═══ Data to process

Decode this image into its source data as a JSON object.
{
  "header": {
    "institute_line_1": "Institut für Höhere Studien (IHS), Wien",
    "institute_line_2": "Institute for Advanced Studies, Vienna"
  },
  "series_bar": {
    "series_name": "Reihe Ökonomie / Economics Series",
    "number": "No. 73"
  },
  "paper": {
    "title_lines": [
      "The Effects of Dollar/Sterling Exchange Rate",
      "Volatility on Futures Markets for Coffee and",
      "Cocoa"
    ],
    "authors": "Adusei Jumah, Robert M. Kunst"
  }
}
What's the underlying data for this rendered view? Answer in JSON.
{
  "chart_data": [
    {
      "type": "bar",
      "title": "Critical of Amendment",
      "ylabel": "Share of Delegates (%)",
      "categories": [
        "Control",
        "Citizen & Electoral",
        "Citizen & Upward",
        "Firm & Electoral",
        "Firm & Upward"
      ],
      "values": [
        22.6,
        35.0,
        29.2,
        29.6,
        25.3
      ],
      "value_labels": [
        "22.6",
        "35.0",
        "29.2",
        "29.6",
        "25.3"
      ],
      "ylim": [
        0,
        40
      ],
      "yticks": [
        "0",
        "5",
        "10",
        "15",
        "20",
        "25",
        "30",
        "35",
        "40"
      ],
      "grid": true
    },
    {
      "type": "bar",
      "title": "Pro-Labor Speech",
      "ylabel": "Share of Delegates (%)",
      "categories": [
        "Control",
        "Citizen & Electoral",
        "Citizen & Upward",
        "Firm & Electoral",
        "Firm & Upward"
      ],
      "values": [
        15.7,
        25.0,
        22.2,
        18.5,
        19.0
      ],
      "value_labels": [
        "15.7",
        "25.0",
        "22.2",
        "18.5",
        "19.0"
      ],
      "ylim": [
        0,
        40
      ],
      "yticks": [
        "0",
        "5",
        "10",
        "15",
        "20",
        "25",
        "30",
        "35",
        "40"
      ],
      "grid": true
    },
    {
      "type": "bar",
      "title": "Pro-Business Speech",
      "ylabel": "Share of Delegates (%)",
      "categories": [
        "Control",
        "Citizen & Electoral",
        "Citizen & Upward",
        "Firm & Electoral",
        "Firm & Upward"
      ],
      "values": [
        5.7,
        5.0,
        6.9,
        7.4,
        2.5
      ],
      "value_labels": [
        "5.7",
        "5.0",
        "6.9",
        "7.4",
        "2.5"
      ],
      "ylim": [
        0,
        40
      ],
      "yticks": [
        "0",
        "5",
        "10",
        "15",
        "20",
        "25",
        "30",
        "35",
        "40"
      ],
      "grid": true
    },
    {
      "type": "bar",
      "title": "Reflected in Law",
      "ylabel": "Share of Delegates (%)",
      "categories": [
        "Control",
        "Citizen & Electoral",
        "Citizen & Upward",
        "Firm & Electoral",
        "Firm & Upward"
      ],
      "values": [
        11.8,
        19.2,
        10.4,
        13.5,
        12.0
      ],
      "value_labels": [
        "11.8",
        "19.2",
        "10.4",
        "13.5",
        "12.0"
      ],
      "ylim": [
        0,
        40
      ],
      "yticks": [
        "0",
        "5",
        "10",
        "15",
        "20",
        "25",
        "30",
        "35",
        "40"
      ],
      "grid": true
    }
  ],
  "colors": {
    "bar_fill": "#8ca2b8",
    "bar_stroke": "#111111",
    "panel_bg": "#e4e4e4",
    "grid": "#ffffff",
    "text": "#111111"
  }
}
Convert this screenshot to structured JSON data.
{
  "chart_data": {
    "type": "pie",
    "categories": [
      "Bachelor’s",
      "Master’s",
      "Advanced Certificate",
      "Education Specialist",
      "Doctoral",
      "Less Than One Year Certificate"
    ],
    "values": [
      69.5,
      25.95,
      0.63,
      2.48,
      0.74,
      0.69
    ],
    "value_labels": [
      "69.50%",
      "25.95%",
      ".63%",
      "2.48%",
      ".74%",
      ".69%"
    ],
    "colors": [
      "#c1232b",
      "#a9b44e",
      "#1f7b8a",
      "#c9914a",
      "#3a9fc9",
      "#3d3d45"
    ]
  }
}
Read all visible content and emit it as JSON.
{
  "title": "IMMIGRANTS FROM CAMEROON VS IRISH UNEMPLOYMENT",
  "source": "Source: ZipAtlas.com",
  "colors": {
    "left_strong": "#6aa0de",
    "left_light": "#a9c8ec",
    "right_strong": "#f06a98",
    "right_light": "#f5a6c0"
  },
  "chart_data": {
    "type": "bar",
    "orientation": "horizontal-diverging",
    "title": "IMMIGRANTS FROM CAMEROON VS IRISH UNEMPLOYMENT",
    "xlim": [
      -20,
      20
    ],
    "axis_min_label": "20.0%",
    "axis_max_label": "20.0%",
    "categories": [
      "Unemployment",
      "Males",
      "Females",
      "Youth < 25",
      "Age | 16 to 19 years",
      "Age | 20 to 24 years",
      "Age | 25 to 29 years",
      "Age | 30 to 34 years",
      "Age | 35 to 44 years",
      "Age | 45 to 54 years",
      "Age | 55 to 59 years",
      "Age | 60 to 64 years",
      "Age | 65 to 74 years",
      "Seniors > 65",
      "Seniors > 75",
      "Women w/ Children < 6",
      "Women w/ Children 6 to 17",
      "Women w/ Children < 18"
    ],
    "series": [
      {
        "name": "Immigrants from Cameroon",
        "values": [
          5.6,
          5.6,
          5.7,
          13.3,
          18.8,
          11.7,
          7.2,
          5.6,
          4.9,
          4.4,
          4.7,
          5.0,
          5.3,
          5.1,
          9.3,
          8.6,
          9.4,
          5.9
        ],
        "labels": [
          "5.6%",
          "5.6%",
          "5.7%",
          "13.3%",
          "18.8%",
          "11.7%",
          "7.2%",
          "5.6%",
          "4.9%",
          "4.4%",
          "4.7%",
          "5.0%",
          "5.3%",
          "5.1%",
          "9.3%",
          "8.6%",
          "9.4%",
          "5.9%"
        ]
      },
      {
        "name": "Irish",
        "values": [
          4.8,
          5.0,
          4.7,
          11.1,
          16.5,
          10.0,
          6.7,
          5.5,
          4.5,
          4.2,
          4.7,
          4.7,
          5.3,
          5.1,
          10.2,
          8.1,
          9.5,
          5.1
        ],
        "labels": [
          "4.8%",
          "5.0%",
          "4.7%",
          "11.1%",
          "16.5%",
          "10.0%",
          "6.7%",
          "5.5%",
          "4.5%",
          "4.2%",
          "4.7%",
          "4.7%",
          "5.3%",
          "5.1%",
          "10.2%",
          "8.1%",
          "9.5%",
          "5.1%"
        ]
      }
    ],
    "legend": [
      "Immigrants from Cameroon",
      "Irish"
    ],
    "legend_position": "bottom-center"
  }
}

══════

Determine the number of lines in the data that contain "Women" as a word or string, and state only that number.

### Task response
3